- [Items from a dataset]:
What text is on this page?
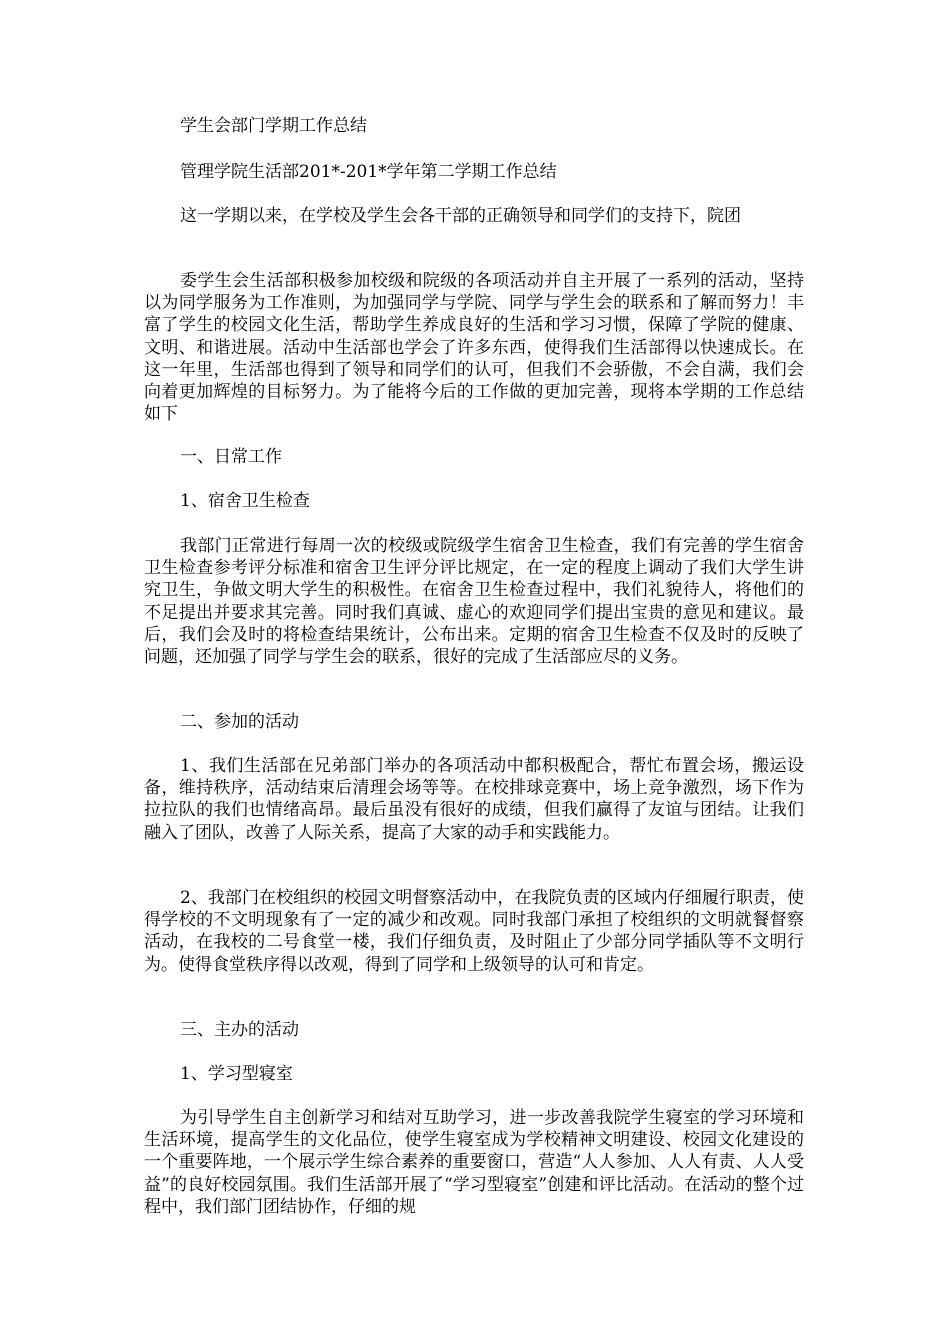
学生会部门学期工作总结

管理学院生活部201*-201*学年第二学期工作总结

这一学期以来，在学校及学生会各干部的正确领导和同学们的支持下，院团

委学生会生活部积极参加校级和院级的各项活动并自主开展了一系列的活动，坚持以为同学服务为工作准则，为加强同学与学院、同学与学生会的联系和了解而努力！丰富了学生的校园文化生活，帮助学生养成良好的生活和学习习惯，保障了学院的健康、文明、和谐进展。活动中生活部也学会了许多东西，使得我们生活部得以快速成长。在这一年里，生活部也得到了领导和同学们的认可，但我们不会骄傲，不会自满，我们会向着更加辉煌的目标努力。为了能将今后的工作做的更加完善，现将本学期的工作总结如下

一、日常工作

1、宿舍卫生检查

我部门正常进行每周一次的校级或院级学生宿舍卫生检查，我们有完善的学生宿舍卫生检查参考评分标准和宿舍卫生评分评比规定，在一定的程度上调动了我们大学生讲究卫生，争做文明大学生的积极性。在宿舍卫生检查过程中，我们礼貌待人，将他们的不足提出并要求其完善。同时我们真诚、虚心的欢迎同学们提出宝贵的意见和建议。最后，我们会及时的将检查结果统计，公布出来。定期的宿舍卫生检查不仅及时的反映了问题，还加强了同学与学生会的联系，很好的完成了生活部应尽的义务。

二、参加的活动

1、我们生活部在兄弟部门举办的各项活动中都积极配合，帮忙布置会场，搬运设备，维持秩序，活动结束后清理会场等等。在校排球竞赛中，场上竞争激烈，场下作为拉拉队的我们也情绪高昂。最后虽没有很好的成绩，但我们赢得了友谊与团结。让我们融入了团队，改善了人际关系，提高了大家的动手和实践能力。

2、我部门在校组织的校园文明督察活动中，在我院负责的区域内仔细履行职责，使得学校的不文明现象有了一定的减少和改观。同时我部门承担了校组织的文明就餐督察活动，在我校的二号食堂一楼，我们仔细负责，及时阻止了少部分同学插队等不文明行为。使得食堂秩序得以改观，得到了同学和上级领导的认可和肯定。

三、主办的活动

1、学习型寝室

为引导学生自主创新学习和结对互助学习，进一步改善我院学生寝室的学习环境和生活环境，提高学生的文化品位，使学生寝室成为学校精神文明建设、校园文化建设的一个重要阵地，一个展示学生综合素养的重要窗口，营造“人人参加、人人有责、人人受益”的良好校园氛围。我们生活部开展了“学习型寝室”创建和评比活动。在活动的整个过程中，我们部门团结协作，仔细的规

---

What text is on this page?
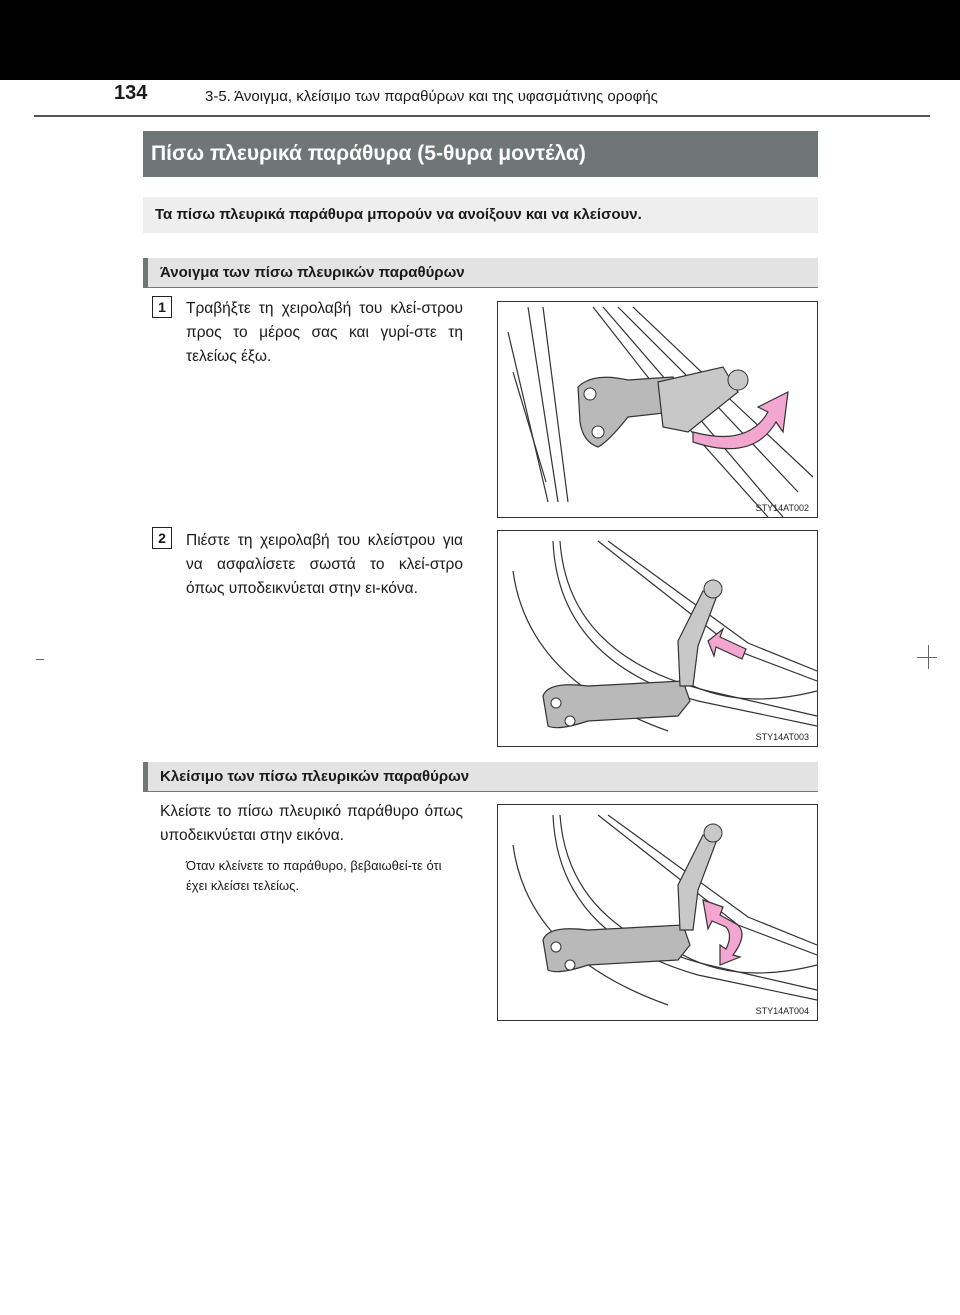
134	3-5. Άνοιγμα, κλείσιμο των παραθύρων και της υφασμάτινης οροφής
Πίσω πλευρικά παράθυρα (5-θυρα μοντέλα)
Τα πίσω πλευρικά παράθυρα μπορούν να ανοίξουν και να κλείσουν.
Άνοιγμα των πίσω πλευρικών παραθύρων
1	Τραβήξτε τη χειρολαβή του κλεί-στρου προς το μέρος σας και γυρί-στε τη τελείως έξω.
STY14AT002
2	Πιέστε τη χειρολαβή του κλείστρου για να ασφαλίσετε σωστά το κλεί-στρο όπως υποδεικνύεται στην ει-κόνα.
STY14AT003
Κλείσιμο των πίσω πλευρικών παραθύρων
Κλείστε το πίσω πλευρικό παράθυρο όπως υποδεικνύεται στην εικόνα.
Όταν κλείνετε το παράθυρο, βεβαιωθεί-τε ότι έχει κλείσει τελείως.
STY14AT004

- [PROBLEM TO SOLVE]: Copy each line above where the string "παράθυρα" occurs.

- [SOLUTION TO THIS EXERCISE]:
Πίσω πλευρικά παράθυρα (5-θυρα μοντέλα)
Τα πίσω πλευρικά παράθυρα μπορούν να ανοίξουν και να κλείσουν.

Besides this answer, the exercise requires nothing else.